Direction: Go through the listing and set it down exactly, leaving out its pictures.

Records
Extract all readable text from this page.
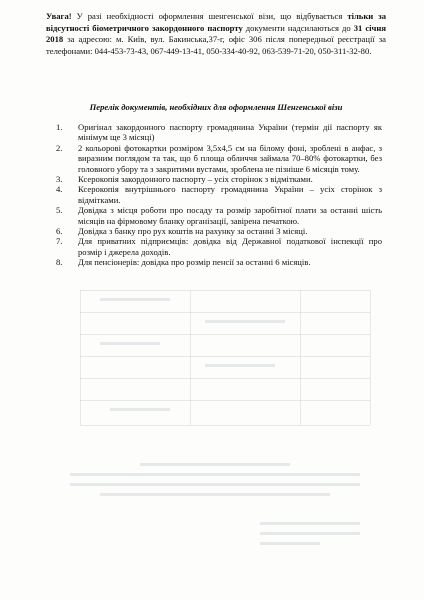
Увага! У разі необхідності оформлення шенгенської візи, що відбувається тільки за відсутності біометричного закордонного паспорту документи надсилаються до 31 січня 2018 за адресою: м. Київ, вул. Бакинська,37-г, офіс 306 після попередньої реєстрації за телефонами: 044-453-73-43, 067-449-13-41, 050-334-40-92, 063-539-71-20, 050-311-32-80.
Перелік документів, необхідних для оформлення Шенгенської візи
1. Оригінал закордонного паспорту громадянина України (термін дії паспорту як мінімум ще 3 місяці)
2. 2 кольорові фотокартки розміром 3,5х4,5 см на білому фоні, зроблені в анфас, з виразним поглядом та так, що б площа обличчя займала 70–80% фотокартки, без головного убору та з закритими вустами, зроблена не пізніше 6 місяців тому.
3. Ксерокопія закордонного паспорту – усіх сторінок з відмітками.
4. Ксерокопія внутрішнього паспорту громадянина України – усіх сторінок з відмітками.
5. Довідка з місця роботи про посаду та розмір заробітної плати за останні шість місяців на фірмовому бланку організації, завірена печаткою.
6. Довідка з банку про рух коштів на рахунку за останні 3 місяці.
7. Для приватних підприємців: довідка від Державної податкової інспекції про розмір і джерела доходів.
8. Для пенсіонерів: довідка про розмір пенсії за останні 6 місяців.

Expected output:
Extract all readable text from this page.
Увага! У разі необхідності оформлення шенгенської візи, що відбувається тільки за відсутності біометричного закордонного паспорту документи надсилаються до 31 січня 2018 за адресою: м. Київ, вул. Бакинська,37-г, офіс 306 після попередньої реєстрації за телефонами: 044-453-73-43, 067-449-13-41, 050-334-40-92, 063-539-71-20, 050-311-32-80.
Перелік документів, необхідних для оформлення Шенгенської візи
1. Оригінал закордонного паспорту громадянина України (термін дії паспорту як мінімум ще 3 місяці)
2. 2 кольорові фотокартки розміром 3,5х4,5 см на білому фоні, зроблені в анфас, з виразним поглядом та так, що б площа обличчя займала 70–80% фотокартки, без головного убору та з закритими вустами, зроблена не пізніше 6 місяців тому.
3. Ксерокопія закордонного паспорту – усіх сторінок з відмітками.
4. Ксерокопія внутрішнього паспорту громадянина України – усіх сторінок з відмітками.
5. Довідка з місця роботи про посаду та розмір заробітної плати за останні шість місяців на фірмовому бланку організації, завірена печаткою.
6. Довідка з банку про рух коштів на рахунку за останні 3 місяці.
7. Для приватних підприємців: довідка від Державної податкової інспекції про розмір і джерела доходів.
8. Для пенсіонерів: довідка про розмір пенсії за останні 6 місяців.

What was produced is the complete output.